┌──
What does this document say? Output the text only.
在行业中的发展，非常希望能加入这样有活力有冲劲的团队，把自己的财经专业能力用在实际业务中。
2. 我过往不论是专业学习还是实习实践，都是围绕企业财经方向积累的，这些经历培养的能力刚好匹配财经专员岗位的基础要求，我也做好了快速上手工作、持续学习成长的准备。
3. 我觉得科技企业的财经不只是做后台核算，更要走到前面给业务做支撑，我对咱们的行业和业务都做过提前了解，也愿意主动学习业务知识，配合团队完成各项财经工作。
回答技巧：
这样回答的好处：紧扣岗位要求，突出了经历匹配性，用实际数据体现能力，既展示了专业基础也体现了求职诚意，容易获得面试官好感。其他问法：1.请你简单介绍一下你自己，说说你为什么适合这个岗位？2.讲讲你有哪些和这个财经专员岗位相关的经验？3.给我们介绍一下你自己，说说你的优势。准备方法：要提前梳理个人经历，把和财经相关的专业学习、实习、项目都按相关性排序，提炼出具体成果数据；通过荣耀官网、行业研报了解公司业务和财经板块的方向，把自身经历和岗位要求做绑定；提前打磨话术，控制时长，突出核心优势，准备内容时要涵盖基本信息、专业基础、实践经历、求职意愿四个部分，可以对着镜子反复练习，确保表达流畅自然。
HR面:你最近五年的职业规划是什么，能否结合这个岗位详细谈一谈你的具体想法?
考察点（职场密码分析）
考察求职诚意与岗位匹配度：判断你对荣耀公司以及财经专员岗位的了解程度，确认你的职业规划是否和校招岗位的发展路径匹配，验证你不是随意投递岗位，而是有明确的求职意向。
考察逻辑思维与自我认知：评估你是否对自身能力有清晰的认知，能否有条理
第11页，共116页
└──
Exercise description: Every entry must be retyped in full, exactly as given.

The completed task:
What does this document say? Output the text only.
在行业中的发展，非常希望能加入这样有活力有冲劲的团队，把自己的财经专业能力用在实际业务中。
2. 我过往不论是专业学习还是实习实践，都是围绕企业财经方向积累的，这些经历培养的能力刚好匹配财经专员岗位的基础要求，我也做好了快速上手工作、持续学习成长的准备。
3. 我觉得科技企业的财经不只是做后台核算，更要走到前面给业务做支撑，我对咱们的行业和业务都做过提前了解，也愿意主动学习业务知识，配合团队完成各项财经工作。
回答技巧：
这样回答的好处：紧扣岗位要求，突出了经历匹配性，用实际数据体现能力，既展示了专业基础也体现了求职诚意，容易获得面试官好感。其他问法：1.请你简单介绍一下你自己，说说你为什么适合这个岗位？2.讲讲你有哪些和这个财经专员岗位相关的经验？3.给我们介绍一下你自己，说说你的优势。准备方法：要提前梳理个人经历，把和财经相关的专业学习、实习、项目都按相关性排序，提炼出具体成果数据；通过荣耀官网、行业研报了解公司业务和财经板块的方向，把自身经历和岗位要求做绑定；提前打磨话术，控制时长，突出核心优势，准备内容时要涵盖基本信息、专业基础、实践经历、求职意愿四个部分，可以对着镜子反复练习，确保表达流畅自然。
HR面:你最近五年的职业规划是什么，能否结合这个岗位详细谈一谈你的具体想法?
考察点（职场密码分析）
考察求职诚意与岗位匹配度：判断你对荣耀公司以及财经专员岗位的了解程度，确认你的职业规划是否和校招岗位的发展路径匹配，验证你不是随意投递岗位，而是有明确的求职意向。
考察逻辑思维与自我认知：评估你是否对自身能力有清晰的认知，能否有条理
第11页，共116页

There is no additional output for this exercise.